SUPPLIED RECORDS:
— Begin —
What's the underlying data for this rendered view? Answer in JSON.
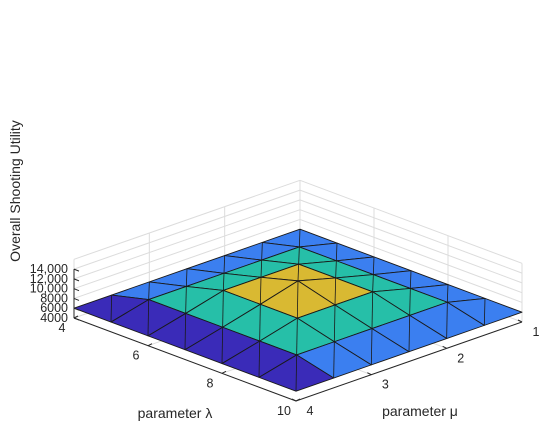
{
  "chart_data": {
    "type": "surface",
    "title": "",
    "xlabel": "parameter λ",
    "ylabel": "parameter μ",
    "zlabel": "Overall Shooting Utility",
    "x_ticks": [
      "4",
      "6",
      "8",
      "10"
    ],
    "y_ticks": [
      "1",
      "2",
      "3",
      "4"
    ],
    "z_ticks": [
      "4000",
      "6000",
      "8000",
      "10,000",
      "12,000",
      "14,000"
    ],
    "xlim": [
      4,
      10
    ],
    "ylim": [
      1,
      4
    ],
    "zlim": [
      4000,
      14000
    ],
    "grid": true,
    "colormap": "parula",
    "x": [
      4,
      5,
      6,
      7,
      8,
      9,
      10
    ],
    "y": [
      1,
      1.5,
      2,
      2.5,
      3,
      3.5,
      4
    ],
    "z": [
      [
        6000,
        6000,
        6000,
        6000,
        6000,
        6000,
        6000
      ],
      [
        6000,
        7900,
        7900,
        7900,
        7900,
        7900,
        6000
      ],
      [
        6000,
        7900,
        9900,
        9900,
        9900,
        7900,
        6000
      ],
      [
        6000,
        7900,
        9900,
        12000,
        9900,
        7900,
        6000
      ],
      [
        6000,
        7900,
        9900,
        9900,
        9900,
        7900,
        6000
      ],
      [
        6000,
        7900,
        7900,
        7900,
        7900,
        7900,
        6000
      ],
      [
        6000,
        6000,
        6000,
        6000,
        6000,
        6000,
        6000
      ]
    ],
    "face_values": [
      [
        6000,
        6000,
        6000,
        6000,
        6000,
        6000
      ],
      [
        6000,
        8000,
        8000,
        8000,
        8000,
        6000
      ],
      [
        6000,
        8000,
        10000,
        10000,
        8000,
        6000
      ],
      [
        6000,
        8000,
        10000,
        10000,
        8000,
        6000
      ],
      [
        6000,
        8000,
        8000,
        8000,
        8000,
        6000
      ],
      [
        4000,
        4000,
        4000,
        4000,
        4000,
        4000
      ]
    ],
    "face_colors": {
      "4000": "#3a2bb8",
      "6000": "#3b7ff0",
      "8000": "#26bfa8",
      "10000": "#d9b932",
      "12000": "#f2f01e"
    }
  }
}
— End —
WHAT YOU SHOULD DO:
Look through the entries above and list every line containing "parameter".

REPLY TO THE TASK:
    "xlabel": "parameter λ",
    "ylabel": "parameter μ",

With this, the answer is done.